PROBLEM STATEMENT: Copy each line where the word "Options" occurs.

━━━ ROWS

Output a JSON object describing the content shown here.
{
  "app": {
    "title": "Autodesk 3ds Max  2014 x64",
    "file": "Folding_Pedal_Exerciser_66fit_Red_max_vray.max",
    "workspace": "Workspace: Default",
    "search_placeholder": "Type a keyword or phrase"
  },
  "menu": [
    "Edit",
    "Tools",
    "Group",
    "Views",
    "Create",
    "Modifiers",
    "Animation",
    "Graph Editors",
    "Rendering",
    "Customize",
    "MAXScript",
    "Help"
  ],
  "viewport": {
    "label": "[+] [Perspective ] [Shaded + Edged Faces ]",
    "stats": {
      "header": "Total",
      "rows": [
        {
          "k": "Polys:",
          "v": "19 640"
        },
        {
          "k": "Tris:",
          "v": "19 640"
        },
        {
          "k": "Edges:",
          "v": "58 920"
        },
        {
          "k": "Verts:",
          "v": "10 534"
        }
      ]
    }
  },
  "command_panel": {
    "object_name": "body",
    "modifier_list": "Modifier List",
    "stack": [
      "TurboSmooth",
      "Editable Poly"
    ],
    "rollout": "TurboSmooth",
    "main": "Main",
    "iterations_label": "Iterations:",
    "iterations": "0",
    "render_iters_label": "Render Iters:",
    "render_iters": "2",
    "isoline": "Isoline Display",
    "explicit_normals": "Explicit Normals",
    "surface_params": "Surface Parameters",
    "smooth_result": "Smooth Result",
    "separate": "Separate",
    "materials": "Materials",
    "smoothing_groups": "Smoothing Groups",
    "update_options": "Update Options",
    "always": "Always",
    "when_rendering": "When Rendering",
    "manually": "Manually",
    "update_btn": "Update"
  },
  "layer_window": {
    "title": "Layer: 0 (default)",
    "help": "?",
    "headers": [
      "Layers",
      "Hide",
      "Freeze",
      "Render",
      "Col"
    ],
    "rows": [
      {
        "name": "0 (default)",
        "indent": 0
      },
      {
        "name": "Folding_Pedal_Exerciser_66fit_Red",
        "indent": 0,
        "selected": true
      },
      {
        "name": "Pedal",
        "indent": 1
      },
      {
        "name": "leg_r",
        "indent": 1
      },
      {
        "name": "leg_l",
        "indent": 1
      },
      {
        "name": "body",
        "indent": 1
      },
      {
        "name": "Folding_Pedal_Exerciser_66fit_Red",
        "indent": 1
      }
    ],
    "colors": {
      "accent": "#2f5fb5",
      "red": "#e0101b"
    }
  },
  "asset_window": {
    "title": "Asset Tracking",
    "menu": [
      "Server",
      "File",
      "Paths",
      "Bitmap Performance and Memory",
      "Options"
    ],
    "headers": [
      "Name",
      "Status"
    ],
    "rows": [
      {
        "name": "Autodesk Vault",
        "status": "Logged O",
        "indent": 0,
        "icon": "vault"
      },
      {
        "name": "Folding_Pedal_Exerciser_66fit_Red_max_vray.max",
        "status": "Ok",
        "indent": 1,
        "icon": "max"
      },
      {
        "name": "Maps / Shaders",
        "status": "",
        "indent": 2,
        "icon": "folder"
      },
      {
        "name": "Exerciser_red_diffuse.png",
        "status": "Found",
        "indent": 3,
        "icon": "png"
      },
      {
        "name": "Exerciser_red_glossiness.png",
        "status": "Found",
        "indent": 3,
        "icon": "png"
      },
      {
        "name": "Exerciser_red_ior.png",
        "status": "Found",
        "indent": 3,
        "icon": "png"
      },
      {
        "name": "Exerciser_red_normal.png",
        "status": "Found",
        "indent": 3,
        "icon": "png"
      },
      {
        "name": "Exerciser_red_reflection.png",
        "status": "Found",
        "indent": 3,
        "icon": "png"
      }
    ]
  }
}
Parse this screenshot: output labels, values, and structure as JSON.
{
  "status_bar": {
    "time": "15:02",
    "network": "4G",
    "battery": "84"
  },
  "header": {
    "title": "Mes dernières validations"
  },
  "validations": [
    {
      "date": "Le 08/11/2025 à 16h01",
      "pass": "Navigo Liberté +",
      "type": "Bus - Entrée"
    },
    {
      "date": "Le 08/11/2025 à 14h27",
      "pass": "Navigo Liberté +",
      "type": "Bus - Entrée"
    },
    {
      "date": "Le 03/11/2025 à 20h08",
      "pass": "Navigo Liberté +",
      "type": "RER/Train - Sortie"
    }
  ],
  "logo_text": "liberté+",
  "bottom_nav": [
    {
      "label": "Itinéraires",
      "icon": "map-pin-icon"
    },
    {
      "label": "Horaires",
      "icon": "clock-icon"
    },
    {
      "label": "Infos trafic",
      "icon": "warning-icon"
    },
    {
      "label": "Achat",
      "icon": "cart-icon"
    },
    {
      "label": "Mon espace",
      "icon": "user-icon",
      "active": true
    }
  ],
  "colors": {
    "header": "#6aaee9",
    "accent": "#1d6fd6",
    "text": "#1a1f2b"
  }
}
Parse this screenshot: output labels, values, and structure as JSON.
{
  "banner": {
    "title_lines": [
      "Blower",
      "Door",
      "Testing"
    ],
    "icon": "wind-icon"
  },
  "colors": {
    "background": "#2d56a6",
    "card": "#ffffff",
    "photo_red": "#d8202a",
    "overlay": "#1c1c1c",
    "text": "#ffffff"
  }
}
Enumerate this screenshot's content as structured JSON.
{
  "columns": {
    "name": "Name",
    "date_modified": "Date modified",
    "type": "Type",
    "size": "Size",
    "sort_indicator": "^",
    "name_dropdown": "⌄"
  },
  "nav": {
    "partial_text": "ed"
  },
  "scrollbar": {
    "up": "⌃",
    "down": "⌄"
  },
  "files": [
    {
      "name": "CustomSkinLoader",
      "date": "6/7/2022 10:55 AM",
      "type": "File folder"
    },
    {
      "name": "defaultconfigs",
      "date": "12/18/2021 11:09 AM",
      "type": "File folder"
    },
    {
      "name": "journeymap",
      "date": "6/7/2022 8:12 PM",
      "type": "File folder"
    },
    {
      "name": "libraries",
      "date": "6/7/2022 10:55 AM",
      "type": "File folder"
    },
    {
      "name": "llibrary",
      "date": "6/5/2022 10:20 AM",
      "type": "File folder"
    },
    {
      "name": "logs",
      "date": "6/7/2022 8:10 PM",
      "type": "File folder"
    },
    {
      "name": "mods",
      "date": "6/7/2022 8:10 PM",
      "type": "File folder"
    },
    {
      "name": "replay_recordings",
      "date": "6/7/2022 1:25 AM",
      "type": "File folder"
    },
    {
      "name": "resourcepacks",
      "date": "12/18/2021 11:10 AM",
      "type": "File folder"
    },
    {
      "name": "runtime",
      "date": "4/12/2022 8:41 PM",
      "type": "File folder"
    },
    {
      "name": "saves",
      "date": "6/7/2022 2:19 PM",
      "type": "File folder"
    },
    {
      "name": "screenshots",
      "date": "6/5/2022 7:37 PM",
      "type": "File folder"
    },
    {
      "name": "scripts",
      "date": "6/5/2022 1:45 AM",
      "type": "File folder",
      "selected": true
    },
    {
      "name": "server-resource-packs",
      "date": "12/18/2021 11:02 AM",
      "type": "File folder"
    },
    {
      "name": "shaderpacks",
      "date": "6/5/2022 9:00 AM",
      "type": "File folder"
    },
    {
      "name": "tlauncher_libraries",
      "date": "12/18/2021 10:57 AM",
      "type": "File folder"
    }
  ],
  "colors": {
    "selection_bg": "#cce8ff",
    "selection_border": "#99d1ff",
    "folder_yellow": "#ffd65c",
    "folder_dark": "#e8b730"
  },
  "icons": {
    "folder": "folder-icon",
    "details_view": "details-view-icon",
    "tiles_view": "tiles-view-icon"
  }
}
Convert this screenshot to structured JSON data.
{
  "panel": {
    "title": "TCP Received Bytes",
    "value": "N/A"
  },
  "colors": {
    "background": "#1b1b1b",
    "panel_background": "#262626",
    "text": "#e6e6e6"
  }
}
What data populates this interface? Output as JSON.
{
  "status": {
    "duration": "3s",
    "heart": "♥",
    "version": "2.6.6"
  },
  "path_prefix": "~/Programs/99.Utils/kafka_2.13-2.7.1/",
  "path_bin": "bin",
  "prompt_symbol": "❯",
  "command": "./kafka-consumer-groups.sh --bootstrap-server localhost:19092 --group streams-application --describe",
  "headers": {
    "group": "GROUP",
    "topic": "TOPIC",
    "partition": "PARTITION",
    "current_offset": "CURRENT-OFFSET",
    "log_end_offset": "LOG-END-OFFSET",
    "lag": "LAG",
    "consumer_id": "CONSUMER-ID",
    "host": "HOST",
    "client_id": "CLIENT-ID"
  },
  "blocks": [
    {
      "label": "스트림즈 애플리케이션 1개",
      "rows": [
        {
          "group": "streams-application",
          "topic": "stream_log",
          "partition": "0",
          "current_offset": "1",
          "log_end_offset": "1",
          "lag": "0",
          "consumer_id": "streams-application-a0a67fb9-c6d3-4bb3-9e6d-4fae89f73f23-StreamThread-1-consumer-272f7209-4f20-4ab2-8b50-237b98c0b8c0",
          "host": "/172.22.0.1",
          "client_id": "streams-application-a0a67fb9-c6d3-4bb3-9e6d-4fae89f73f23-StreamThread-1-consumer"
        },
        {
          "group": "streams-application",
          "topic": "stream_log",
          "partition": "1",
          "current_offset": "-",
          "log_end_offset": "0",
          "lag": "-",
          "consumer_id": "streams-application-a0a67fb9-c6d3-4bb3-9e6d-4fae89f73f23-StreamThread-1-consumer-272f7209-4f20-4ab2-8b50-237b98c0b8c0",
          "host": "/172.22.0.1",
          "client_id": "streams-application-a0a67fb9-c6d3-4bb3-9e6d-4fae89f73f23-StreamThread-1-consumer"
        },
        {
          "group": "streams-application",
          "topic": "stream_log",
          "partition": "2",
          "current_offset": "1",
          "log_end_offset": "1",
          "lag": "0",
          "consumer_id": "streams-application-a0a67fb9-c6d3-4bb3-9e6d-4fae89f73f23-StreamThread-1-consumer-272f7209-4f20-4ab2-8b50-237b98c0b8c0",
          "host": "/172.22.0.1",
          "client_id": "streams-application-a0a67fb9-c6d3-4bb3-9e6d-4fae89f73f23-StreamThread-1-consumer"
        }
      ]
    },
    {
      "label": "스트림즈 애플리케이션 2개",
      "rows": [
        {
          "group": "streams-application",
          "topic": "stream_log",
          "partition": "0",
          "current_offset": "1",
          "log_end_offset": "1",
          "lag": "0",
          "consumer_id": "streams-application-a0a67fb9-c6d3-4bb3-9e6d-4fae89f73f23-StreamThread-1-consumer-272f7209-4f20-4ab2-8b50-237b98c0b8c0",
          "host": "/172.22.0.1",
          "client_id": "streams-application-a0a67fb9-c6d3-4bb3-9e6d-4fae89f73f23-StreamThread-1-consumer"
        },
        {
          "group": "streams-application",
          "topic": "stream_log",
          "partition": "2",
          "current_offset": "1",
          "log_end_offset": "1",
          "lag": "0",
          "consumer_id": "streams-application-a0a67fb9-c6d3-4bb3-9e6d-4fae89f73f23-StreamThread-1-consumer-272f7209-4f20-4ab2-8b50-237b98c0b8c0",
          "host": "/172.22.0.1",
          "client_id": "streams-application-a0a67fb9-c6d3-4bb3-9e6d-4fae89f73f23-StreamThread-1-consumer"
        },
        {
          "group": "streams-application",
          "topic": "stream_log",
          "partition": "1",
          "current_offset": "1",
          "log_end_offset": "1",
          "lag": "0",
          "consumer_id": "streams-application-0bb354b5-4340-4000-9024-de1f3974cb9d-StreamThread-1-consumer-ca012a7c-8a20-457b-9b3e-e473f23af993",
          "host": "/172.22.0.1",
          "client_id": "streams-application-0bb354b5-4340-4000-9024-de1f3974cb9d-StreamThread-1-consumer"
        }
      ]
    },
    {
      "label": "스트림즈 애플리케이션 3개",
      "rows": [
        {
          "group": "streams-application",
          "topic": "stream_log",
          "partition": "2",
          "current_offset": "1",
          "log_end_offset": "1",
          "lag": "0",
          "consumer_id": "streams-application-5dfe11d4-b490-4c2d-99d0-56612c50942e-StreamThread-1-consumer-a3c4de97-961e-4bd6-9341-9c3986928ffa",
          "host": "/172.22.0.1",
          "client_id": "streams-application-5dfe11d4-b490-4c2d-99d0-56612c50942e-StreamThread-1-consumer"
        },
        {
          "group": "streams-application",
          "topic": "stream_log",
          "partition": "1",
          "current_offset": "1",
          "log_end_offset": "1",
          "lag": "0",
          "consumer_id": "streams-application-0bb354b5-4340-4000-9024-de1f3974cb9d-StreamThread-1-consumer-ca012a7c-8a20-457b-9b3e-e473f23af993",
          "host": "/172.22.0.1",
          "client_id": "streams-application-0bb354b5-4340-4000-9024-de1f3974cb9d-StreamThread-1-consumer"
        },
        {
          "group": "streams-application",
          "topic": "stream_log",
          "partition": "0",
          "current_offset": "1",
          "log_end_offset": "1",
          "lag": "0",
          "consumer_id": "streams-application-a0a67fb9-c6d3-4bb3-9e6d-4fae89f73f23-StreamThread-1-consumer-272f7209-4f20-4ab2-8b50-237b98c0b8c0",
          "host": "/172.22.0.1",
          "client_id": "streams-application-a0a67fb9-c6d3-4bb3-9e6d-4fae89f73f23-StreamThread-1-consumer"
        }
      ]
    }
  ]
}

━━━━━━

RESPONSE FOR THIS EXERCISE:
    "update_options": "Update Options",
      "Options"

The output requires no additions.